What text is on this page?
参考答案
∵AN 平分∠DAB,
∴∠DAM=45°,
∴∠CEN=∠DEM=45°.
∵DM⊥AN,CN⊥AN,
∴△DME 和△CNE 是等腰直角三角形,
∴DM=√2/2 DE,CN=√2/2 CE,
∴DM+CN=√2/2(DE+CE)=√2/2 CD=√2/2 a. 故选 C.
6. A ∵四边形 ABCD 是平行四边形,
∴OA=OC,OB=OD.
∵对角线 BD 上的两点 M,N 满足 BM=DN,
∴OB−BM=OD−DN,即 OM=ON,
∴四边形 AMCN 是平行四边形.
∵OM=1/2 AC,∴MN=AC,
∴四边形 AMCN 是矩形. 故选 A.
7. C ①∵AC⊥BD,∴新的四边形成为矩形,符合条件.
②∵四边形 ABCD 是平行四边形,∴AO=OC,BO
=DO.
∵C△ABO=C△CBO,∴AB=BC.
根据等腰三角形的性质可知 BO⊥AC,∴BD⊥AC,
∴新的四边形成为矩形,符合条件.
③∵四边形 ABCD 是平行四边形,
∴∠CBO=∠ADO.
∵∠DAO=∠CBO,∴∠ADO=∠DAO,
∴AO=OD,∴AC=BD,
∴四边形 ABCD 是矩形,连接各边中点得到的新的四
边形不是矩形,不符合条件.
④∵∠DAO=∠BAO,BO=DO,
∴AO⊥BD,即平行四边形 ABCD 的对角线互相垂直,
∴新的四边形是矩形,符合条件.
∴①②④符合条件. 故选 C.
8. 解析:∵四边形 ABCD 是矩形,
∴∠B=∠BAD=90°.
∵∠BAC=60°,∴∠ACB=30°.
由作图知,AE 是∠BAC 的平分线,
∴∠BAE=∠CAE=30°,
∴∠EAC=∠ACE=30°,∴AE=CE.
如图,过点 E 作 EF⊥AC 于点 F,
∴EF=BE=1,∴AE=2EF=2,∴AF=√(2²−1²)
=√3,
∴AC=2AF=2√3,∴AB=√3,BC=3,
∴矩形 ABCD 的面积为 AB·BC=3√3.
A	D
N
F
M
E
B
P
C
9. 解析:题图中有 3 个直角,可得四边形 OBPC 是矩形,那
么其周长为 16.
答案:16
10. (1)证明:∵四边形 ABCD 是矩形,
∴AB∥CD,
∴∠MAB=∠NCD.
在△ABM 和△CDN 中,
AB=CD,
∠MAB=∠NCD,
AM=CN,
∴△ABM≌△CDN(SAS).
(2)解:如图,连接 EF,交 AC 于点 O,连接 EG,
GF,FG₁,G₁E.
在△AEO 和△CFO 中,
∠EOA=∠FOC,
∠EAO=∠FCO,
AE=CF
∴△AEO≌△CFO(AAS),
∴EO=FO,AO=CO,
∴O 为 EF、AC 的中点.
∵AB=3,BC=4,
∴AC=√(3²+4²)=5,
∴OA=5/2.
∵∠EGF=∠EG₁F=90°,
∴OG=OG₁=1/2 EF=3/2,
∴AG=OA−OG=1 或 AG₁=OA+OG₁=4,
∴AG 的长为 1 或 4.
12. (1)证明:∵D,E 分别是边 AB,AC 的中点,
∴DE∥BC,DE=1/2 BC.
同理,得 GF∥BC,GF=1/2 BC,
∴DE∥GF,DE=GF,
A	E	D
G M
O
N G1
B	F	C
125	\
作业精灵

**WHAT IS EXPECTED:** Extract the full listing and reproduce each line exactly.

**TASK SOLUTION:**
What text is on this page?
参考答案
∵AN 平分∠DAB,
∴∠DAM=45°,
∴∠CEN=∠DEM=45°.
∵DM⊥AN,CN⊥AN,
∴△DME 和△CNE 是等腰直角三角形,
∴DM=√2/2 DE,CN=√2/2 CE,
∴DM+CN=√2/2(DE+CE)=√2/2 CD=√2/2 a. 故选 C.
6. A ∵四边形 ABCD 是平行四边形,
∴OA=OC,OB=OD.
∵对角线 BD 上的两点 M,N 满足 BM=DN,
∴OB−BM=OD−DN,即 OM=ON,
∴四边形 AMCN 是平行四边形.
∵OM=1/2 AC,∴MN=AC,
∴四边形 AMCN 是矩形. 故选 A.
7. C ①∵AC⊥BD,∴新的四边形成为矩形,符合条件.
②∵四边形 ABCD 是平行四边形,∴AO=OC,BO
=DO.
∵C△ABO=C△CBO,∴AB=BC.
根据等腰三角形的性质可知 BO⊥AC,∴BD⊥AC,
∴新的四边形成为矩形,符合条件.
③∵四边形 ABCD 是平行四边形,
∴∠CBO=∠ADO.
∵∠DAO=∠CBO,∴∠ADO=∠DAO,
∴AO=OD,∴AC=BD,
∴四边形 ABCD 是矩形,连接各边中点得到的新的四
边形不是矩形,不符合条件.
④∵∠DAO=∠BAO,BO=DO,
∴AO⊥BD,即平行四边形 ABCD 的对角线互相垂直,
∴新的四边形是矩形,符合条件.
∴①②④符合条件. 故选 C.
8. 解析:∵四边形 ABCD 是矩形,
∴∠B=∠BAD=90°.
∵∠BAC=60°,∴∠ACB=30°.
由作图知,AE 是∠BAC 的平分线,
∴∠BAE=∠CAE=30°,
∴∠EAC=∠ACE=30°,∴AE=CE.
如图,过点 E 作 EF⊥AC 于点 F,
∴EF=BE=1,∴AE=2EF=2,∴AF=√(2²−1²)
=√3,
∴AC=2AF=2√3,∴AB=√3,BC=3,
∴矩形 ABCD 的面积为 AB·BC=3√3.
A	D
N
F
M
E
B
P
C
9. 解析:题图中有 3 个直角,可得四边形 OBPC 是矩形,那
么其周长为 16.
答案:16
10. (1)证明:∵四边形 ABCD 是矩形,
∴AB∥CD,
∴∠MAB=∠NCD.
在△ABM 和△CDN 中,
AB=CD,
∠MAB=∠NCD,
AM=CN,
∴△ABM≌△CDN(SAS).
(2)解:如图,连接 EF,交 AC 于点 O,连接 EG,
GF,FG₁,G₁E.
在△AEO 和△CFO 中,
∠EOA=∠FOC,
∠EAO=∠FCO,
AE=CF
∴△AEO≌△CFO(AAS),
∴EO=FO,AO=CO,
∴O 为 EF、AC 的中点.
∵AB=3,BC=4,
∴AC=√(3²+4²)=5,
∴OA=5/2.
∵∠EGF=∠EG₁F=90°,
∴OG=OG₁=1/2 EF=3/2,
∴AG=OA−OG=1 或 AG₁=OA+OG₁=4,
∴AG 的长为 1 或 4.
12. (1)证明:∵D,E 分别是边 AB,AC 的中点,
∴DE∥BC,DE=1/2 BC.
同理,得 GF∥BC,GF=1/2 BC,
∴DE∥GF,DE=GF,
A	E	D
G M
O
N G1
B	F	C
125	\
作业精灵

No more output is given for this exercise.